**Directive 1**
Translate this sentence from the page excerpt on encounter length into French: "Then a chase scene running from lava occurred."

**Page excerpt**
────────────────────────────────────────

Of course it can also just come down to the dice deciding for things to drag out. I've seen that as well.


4-5 for us.

I actually had my players on the run with sweaty handfuls of dice for one encounter (that took place in a volcano) that lasted 2 minutes in-game.

Then a chase scene running from lava occurred.


Depending on the intended challenge for the encounter(s), 4-5 rounds may be "about right" or "too long". I think it's a good idea, at all levels, to every once in awhile throw in a ridiculously easy encounter. The party are heroes, a cut above the common man (at least in my consideration and campaign world). This means that a level 1 Fighter is going to be vastly superior to a veteran soldier; a sergeant of the royal guard would give him a run for his money, but in general, a sergeant of the royal guard isn't a commoner, whereas your average footman is. The level 1 Fighter may have started his/her life out as a commoner, but their training far exceeds that received by your average member of the local army. A footman is trained in the use of a couple weapons at best, enough to melee once units crash together, and to possibly shore up a line of pikemen. Cavalry is skilled with the use of weapons from horseback, as well as how to ride a horse and properly wear armor appropriate for the horse (to be honest, plate armor seems like it would be murder on a horse, but I suppose a heavy war horse is appropriate), but that doesn't mean they can pick up any weapon and use it with equal proficiency. Your mileage may vary depending on how historically accurate you want to be; in your campaign, level 1 Fighters may be equivalent to your run-of-the-mill soldier, and the sergeant may be closer to a 10th level Fighter. A lieutenant may be in the low to mid teens, and a general may be a 20th level Fighter.

────────────────────────────────────────

Records showing where elements appear:
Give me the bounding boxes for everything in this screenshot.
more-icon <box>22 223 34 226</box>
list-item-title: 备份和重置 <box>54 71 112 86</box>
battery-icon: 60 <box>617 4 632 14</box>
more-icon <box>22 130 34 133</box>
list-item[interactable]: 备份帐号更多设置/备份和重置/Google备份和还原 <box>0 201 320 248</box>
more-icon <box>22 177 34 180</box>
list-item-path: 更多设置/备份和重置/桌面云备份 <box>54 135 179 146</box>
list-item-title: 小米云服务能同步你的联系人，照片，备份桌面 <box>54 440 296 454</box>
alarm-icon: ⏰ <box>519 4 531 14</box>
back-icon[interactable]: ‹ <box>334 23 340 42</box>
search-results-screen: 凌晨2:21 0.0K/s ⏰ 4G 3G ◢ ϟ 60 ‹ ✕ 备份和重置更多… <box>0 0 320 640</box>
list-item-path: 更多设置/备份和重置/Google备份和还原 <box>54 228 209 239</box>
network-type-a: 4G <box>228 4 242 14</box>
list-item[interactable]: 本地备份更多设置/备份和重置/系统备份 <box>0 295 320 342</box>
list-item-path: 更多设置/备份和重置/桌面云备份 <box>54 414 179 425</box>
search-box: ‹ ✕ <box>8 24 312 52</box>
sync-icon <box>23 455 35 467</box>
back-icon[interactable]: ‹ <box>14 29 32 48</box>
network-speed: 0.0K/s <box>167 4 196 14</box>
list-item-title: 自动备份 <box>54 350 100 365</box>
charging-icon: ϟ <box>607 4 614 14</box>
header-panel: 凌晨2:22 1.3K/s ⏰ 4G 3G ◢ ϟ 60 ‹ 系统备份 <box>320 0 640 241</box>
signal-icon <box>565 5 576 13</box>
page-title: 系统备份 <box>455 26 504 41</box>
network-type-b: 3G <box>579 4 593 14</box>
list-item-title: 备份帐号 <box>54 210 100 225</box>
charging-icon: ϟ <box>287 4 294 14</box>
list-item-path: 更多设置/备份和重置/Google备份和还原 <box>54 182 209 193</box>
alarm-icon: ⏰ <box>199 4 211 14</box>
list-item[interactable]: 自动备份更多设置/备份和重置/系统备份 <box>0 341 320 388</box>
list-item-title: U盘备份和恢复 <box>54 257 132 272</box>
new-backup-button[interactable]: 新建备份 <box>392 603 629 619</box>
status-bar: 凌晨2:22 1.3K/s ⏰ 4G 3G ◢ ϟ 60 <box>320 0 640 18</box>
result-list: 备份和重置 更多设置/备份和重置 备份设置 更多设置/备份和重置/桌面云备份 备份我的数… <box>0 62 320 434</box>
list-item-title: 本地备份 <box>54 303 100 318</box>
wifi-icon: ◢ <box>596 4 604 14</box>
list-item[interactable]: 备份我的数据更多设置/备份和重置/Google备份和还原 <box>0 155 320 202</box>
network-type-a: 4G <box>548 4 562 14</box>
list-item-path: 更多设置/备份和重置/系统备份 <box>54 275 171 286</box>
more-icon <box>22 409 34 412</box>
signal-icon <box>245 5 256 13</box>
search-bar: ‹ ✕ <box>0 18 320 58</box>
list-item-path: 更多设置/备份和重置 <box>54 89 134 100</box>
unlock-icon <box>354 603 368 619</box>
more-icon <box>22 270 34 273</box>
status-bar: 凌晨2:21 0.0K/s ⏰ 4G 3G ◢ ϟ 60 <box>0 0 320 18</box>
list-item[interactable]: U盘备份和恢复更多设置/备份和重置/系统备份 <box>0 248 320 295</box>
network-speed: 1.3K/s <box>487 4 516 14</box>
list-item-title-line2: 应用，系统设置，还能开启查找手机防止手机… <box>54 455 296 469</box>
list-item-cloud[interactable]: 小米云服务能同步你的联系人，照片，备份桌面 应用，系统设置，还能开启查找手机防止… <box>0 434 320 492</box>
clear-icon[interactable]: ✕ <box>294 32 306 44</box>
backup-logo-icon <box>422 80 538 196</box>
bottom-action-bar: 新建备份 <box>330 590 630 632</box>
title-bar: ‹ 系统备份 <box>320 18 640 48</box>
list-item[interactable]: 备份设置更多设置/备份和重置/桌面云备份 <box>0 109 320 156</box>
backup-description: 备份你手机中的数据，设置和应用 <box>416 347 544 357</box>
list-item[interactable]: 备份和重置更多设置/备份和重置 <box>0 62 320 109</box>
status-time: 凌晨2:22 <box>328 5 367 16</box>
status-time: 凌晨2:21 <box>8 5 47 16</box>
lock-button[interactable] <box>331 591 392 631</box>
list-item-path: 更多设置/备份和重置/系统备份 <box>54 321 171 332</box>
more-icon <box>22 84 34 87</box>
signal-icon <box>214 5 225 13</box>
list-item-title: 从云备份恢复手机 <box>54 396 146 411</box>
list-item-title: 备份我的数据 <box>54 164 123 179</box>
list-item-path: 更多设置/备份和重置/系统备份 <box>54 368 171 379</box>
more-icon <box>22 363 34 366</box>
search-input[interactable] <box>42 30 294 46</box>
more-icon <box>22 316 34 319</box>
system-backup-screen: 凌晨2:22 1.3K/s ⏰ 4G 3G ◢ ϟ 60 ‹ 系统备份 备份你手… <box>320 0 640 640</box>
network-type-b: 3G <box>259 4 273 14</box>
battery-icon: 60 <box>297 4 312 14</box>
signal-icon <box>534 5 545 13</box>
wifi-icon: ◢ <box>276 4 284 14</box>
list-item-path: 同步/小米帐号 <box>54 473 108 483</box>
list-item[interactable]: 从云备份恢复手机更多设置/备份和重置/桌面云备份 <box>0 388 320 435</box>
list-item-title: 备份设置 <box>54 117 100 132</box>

────────────────────────────────────────

**Directive 2**
Duplicate the listing from its first line down through the line containing "wifi-icon: ◢ <box>596 4 604 14</box>", with both of those lines included.

**Complete response 1**
Puis une scène de poursuite pour fuir la lave a eu lieu.

**Complete response 2**
Give me the bounding boxes for everything in this screenshot.
more-icon <box>22 223 34 226</box>
list-item-title: 备份和重置 <box>54 71 112 86</box>
battery-icon: 60 <box>617 4 632 14</box>
more-icon <box>22 130 34 133</box>
list-item[interactable]: 备份帐号更多设置/备份和重置/Google备份和还原 <box>0 201 320 248</box>
more-icon <box>22 177 34 180</box>
list-item-path: 更多设置/备份和重置/桌面云备份 <box>54 135 179 146</box>
list-item-title: 小米云服务能同步你的联系人，照片，备份桌面 <box>54 440 296 454</box>
alarm-icon: ⏰ <box>519 4 531 14</box>
back-icon[interactable]: ‹ <box>334 23 340 42</box>
search-results-screen: 凌晨2:21 0.0K/s ⏰ 4G 3G ◢ ϟ 60 ‹ ✕ 备份和重置更多… <box>0 0 320 640</box>
list-item-path: 更多设置/备份和重置/Google备份和还原 <box>54 228 209 239</box>
network-type-a: 4G <box>228 4 242 14</box>
list-item[interactable]: 本地备份更多设置/备份和重置/系统备份 <box>0 295 320 342</box>
list-item-path: 更多设置/备份和重置/桌面云备份 <box>54 414 179 425</box>
search-box: ‹ ✕ <box>8 24 312 52</box>
sync-icon <box>23 455 35 467</box>
back-icon[interactable]: ‹ <box>14 29 32 48</box>
network-speed: 0.0K/s <box>167 4 196 14</box>
list-item-title: 自动备份 <box>54 350 100 365</box>
charging-icon: ϟ <box>607 4 614 14</box>
header-panel: 凌晨2:22 1.3K/s ⏰ 4G 3G ◢ ϟ 60 ‹ 系统备份 <box>320 0 640 241</box>
signal-icon <box>565 5 576 13</box>
page-title: 系统备份 <box>455 26 504 41</box>
network-type-b: 3G <box>579 4 593 14</box>
list-item-title: 备份帐号 <box>54 210 100 225</box>
charging-icon: ϟ <box>287 4 294 14</box>
list-item-path: 更多设置/备份和重置/Google备份和还原 <box>54 182 209 193</box>
alarm-icon: ⏰ <box>199 4 211 14</box>
list-item[interactable]: 自动备份更多设置/备份和重置/系统备份 <box>0 341 320 388</box>
list-item-title: U盘备份和恢复 <box>54 257 132 272</box>
new-backup-button[interactable]: 新建备份 <box>392 603 629 619</box>
status-bar: 凌晨2:22 1.3K/s ⏰ 4G 3G ◢ ϟ 60 <box>320 0 640 18</box>
result-list: 备份和重置 更多设置/备份和重置 备份设置 更多设置/备份和重置/桌面云备份 备份我的数… <box>0 62 320 434</box>
list-item-title: 本地备份 <box>54 303 100 318</box>
wifi-icon: ◢ <box>596 4 604 14</box>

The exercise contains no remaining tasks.